Return all of the entries word for word, but omit the pictures they contain.
[start]
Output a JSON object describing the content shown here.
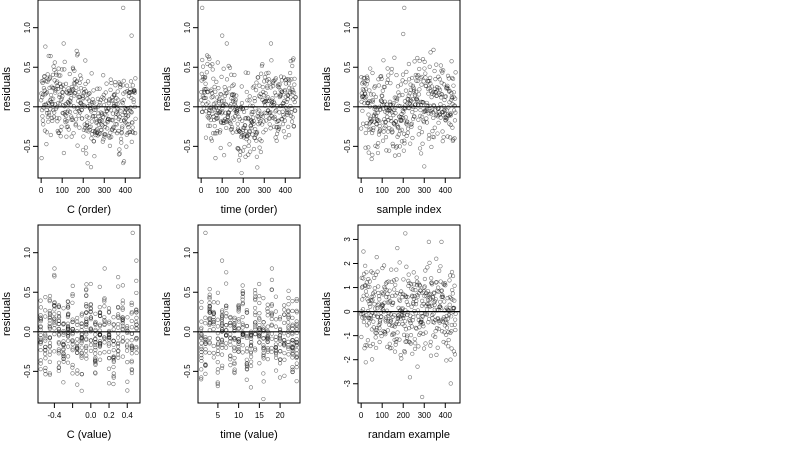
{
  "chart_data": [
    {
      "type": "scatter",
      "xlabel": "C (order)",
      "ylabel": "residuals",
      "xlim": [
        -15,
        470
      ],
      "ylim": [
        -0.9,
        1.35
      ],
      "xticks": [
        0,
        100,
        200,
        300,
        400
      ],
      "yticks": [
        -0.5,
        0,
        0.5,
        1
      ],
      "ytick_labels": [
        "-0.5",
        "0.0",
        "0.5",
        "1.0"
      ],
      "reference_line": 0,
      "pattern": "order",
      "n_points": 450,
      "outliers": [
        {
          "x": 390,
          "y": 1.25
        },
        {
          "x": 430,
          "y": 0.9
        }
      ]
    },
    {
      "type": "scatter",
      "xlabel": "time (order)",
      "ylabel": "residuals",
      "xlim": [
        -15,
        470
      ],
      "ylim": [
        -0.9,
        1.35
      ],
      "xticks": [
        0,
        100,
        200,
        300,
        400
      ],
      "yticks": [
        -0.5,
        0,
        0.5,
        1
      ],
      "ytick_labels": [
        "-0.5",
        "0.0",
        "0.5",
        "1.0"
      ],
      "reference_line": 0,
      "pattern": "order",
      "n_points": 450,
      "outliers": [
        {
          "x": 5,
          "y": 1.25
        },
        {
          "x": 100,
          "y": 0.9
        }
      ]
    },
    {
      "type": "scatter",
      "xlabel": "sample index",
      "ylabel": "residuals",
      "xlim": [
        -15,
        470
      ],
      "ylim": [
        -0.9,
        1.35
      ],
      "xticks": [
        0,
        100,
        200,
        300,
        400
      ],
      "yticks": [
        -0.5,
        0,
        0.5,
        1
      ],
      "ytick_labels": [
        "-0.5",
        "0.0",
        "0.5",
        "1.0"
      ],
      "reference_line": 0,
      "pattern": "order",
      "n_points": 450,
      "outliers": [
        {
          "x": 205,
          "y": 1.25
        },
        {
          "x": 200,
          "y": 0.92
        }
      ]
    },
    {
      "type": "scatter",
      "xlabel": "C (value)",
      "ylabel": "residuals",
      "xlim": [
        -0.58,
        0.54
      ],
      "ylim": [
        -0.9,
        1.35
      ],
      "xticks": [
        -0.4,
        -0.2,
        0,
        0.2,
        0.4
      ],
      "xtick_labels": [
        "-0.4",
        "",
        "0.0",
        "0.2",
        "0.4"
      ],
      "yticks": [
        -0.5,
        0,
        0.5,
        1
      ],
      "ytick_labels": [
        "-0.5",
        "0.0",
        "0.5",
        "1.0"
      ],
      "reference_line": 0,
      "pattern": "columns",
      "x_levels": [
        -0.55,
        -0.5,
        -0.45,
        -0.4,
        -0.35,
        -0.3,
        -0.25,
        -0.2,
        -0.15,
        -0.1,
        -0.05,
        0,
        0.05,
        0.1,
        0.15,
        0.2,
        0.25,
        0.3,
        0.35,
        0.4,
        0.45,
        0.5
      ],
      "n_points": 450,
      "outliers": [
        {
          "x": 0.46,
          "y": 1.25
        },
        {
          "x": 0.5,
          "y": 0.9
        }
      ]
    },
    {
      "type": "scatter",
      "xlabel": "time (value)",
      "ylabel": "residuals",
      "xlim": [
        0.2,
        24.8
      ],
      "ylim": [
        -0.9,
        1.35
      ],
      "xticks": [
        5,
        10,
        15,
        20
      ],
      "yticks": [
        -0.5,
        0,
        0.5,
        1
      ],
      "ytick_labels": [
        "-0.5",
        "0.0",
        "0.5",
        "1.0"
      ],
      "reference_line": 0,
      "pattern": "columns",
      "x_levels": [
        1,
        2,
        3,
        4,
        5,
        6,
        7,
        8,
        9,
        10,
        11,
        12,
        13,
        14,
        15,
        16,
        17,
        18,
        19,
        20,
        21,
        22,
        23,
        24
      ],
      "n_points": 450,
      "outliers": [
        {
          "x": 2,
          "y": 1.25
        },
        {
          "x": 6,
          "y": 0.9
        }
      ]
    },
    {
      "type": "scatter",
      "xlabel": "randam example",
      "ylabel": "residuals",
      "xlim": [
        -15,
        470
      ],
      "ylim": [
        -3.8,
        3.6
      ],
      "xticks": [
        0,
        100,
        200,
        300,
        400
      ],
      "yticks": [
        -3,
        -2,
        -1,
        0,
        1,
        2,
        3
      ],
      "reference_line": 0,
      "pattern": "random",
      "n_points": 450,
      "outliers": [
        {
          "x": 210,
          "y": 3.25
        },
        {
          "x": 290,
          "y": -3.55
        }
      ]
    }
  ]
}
[end]
- [Completed task]
Output a JSON object describing the content shown here.
{
  "chart_data": [
    {
      "type": "scatter",
      "xlabel": "C (order)",
      "ylabel": "residuals",
      "xlim": [
        -15,
        470
      ],
      "ylim": [
        -0.9,
        1.35
      ],
      "xticks": [
        0,
        100,
        200,
        300,
        400
      ],
      "yticks": [
        -0.5,
        0,
        0.5,
        1
      ],
      "ytick_labels": [
        "-0.5",
        "0.0",
        "0.5",
        "1.0"
      ],
      "reference_line": 0,
      "pattern": "order",
      "n_points": 450,
      "outliers": [
        {
          "x": 390,
          "y": 1.25
        },
        {
          "x": 430,
          "y": 0.9
        }
      ]
    },
    {
      "type": "scatter",
      "xlabel": "time (order)",
      "ylabel": "residuals",
      "xlim": [
        -15,
        470
      ],
      "ylim": [
        -0.9,
        1.35
      ],
      "xticks": [
        0,
        100,
        200,
        300,
        400
      ],
      "yticks": [
        -0.5,
        0,
        0.5,
        1
      ],
      "ytick_labels": [
        "-0.5",
        "0.0",
        "0.5",
        "1.0"
      ],
      "reference_line": 0,
      "pattern": "order",
      "n_points": 450,
      "outliers": [
        {
          "x": 5,
          "y": 1.25
        },
        {
          "x": 100,
          "y": 0.9
        }
      ]
    },
    {
      "type": "scatter",
      "xlabel": "sample index",
      "ylabel": "residuals",
      "xlim": [
        -15,
        470
      ],
      "ylim": [
        -0.9,
        1.35
      ],
      "xticks": [
        0,
        100,
        200,
        300,
        400
      ],
      "yticks": [
        -0.5,
        0,
        0.5,
        1
      ],
      "ytick_labels": [
        "-0.5",
        "0.0",
        "0.5",
        "1.0"
      ],
      "reference_line": 0,
      "pattern": "order",
      "n_points": 450,
      "outliers": [
        {
          "x": 205,
          "y": 1.25
        },
        {
          "x": 200,
          "y": 0.92
        }
      ]
    },
    {
      "type": "scatter",
      "xlabel": "C (value)",
      "ylabel": "residuals",
      "xlim": [
        -0.58,
        0.54
      ],
      "ylim": [
        -0.9,
        1.35
      ],
      "xticks": [
        -0.4,
        -0.2,
        0,
        0.2,
        0.4
      ],
      "xtick_labels": [
        "-0.4",
        "",
        "0.0",
        "0.2",
        "0.4"
      ],
      "yticks": [
        -0.5,
        0,
        0.5,
        1
      ],
      "ytick_labels": [
        "-0.5",
        "0.0",
        "0.5",
        "1.0"
      ],
      "reference_line": 0,
      "pattern": "columns",
      "x_levels": [
        -0.55,
        -0.5,
        -0.45,
        -0.4,
        -0.35,
        -0.3,
        -0.25,
        -0.2,
        -0.15,
        -0.1,
        -0.05,
        0,
        0.05,
        0.1,
        0.15,
        0.2,
        0.25,
        0.3,
        0.35,
        0.4,
        0.45,
        0.5
      ],
      "n_points": 450,
      "outliers": [
        {
          "x": 0.46,
          "y": 1.25
        },
        {
          "x": 0.5,
          "y": 0.9
        }
      ]
    },
    {
      "type": "scatter",
      "xlabel": "time (value)",
      "ylabel": "residuals",
      "xlim": [
        0.2,
        24.8
      ],
      "ylim": [
        -0.9,
        1.35
      ],
      "xticks": [
        5,
        10,
        15,
        20
      ],
      "yticks": [
        -0.5,
        0,
        0.5,
        1
      ],
      "ytick_labels": [
        "-0.5",
        "0.0",
        "0.5",
        "1.0"
      ],
      "reference_line": 0,
      "pattern": "columns",
      "x_levels": [
        1,
        2,
        3,
        4,
        5,
        6,
        7,
        8,
        9,
        10,
        11,
        12,
        13,
        14,
        15,
        16,
        17,
        18,
        19,
        20,
        21,
        22,
        23,
        24
      ],
      "n_points": 450,
      "outliers": [
        {
          "x": 2,
          "y": 1.25
        },
        {
          "x": 6,
          "y": 0.9
        }
      ]
    },
    {
      "type": "scatter",
      "xlabel": "randam example",
      "ylabel": "residuals",
      "xlim": [
        -15,
        470
      ],
      "ylim": [
        -3.8,
        3.6
      ],
      "xticks": [
        0,
        100,
        200,
        300,
        400
      ],
      "yticks": [
        -3,
        -2,
        -1,
        0,
        1,
        2,
        3
      ],
      "reference_line": 0,
      "pattern": "random",
      "n_points": 450,
      "outliers": [
        {
          "x": 210,
          "y": 3.25
        },
        {
          "x": 290,
          "y": -3.55
        }
      ]
    }
  ]
}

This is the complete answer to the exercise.